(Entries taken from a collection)
====

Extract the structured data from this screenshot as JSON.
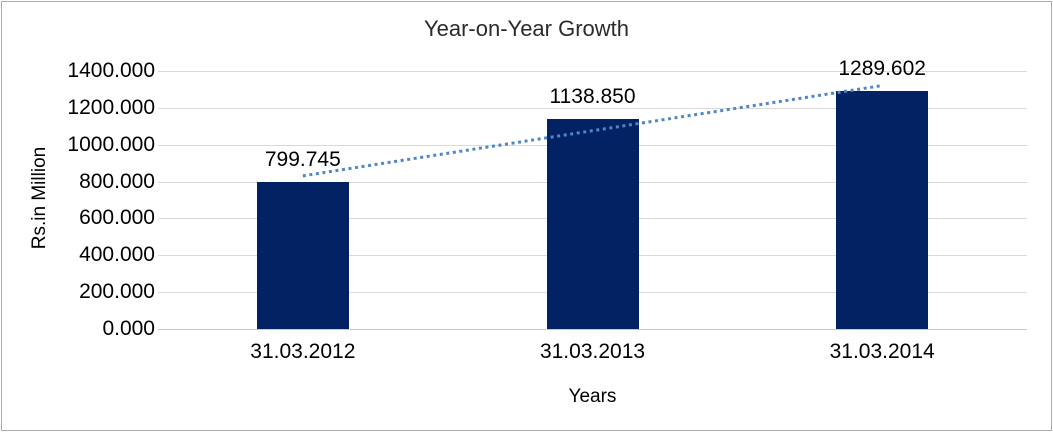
{
  "chart_data": {
    "type": "bar",
    "title": "Year-on-Year Growth",
    "xlabel": "Years",
    "ylabel": "Rs.in Million",
    "categories": [
      "31.03.2012",
      "31.03.2013",
      "31.03.2014"
    ],
    "values": [
      799.745,
      1138.85,
      1289.602
    ],
    "value_labels": [
      "799.745",
      "1138.850",
      "1289.602"
    ],
    "ylim": [
      0,
      1400
    ],
    "ytick_labels": [
      "0.000",
      "200.000",
      "400.000",
      "600.000",
      "800.000",
      "1000.000",
      "1200.000",
      "1400.000"
    ],
    "grid": "horizontal-major",
    "legend": "none",
    "trendline": {
      "type": "linear",
      "style": "dotted"
    },
    "colors": {
      "bar": "#032264",
      "trendline": "#4f86c6",
      "gridline": "#d9d9d9",
      "axis_line": "#c9c9c9",
      "border": "#ababab",
      "text": "#000000"
    }
  }
}
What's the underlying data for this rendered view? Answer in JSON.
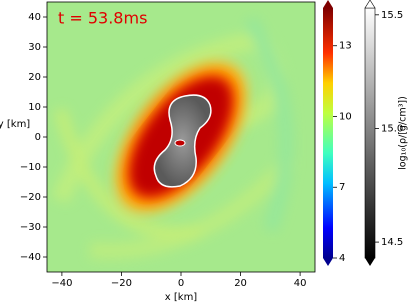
{
  "chart_data": {
    "type": "heatmap",
    "annotation": "t = 53.8ms",
    "xlabel": "x [km]",
    "ylabel": "y [km]",
    "xlim": [
      -45,
      45
    ],
    "ylim": [
      -45,
      45
    ],
    "xticks": [
      {
        "value": -40,
        "label": "−40"
      },
      {
        "value": -20,
        "label": "−20"
      },
      0,
      20,
      40
    ],
    "yticks": [
      {
        "value": -40,
        "label": "−40"
      },
      {
        "value": -30,
        "label": "−30"
      },
      {
        "value": -20,
        "label": "−20"
      },
      {
        "value": -10,
        "label": "−10"
      },
      0,
      10,
      20,
      30,
      40
    ],
    "colorbars": [
      {
        "colormap": "jet",
        "lim": [
          4,
          14.6
        ],
        "ticks": [
          4,
          7,
          10,
          13
        ]
      },
      {
        "colormap": "gray",
        "lim": [
          14.43,
          15.53
        ],
        "ticks": [
          {
            "value": 14.5,
            "label": "14.5"
          },
          {
            "value": 15.0,
            "label": "15.0"
          },
          {
            "value": 15.5,
            "label": "15.5"
          }
        ],
        "label": "log₁₀(ρ/[g/cm³])"
      }
    ]
  }
}
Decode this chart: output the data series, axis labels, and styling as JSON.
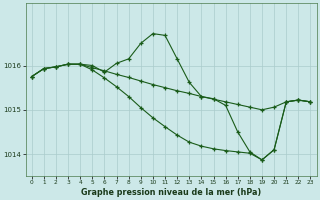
{
  "title": "Graphe pression niveau de la mer (hPa)",
  "bg_color": "#cce8e8",
  "grid_color": "#aacccc",
  "line_color": "#1a5c1a",
  "marker": "+",
  "x_ticks": [
    0,
    1,
    2,
    3,
    4,
    5,
    6,
    7,
    8,
    9,
    10,
    11,
    12,
    13,
    14,
    15,
    16,
    17,
    18,
    19,
    20,
    21,
    22,
    23
  ],
  "ylim": [
    1013.5,
    1017.4
  ],
  "yticks": [
    1014,
    1015,
    1016
  ],
  "series": [
    [
      1015.75,
      1015.93,
      1015.97,
      1016.03,
      1016.03,
      1016.0,
      1015.85,
      1016.05,
      1016.15,
      1016.5,
      1016.72,
      1016.68,
      1016.15,
      1015.62,
      1015.3,
      1015.25,
      1015.1,
      1014.5,
      1014.05,
      1013.87,
      1014.1,
      1015.18,
      1015.22,
      1015.18
    ],
    [
      1015.75,
      1015.93,
      1015.97,
      1016.03,
      1016.03,
      1015.95,
      1015.88,
      1015.8,
      1015.73,
      1015.65,
      1015.57,
      1015.5,
      1015.43,
      1015.37,
      1015.3,
      1015.24,
      1015.18,
      1015.12,
      1015.06,
      1015.0,
      1015.06,
      1015.18,
      1015.22,
      1015.18
    ],
    [
      1015.75,
      1015.93,
      1015.97,
      1016.03,
      1016.03,
      1015.9,
      1015.72,
      1015.52,
      1015.3,
      1015.05,
      1014.82,
      1014.62,
      1014.43,
      1014.27,
      1014.18,
      1014.12,
      1014.08,
      1014.05,
      1014.02,
      1013.87,
      1014.1,
      1015.18,
      1015.22,
      1015.18
    ]
  ]
}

====

* **TASK STATEMENT**
Go over the data above and copy every line that has the word "title" in it.

* **EXERCISE RESULT**
    "title": "Year-on-Year Growth",
  "title": "Graphe pression niveau de la mer (hPa)",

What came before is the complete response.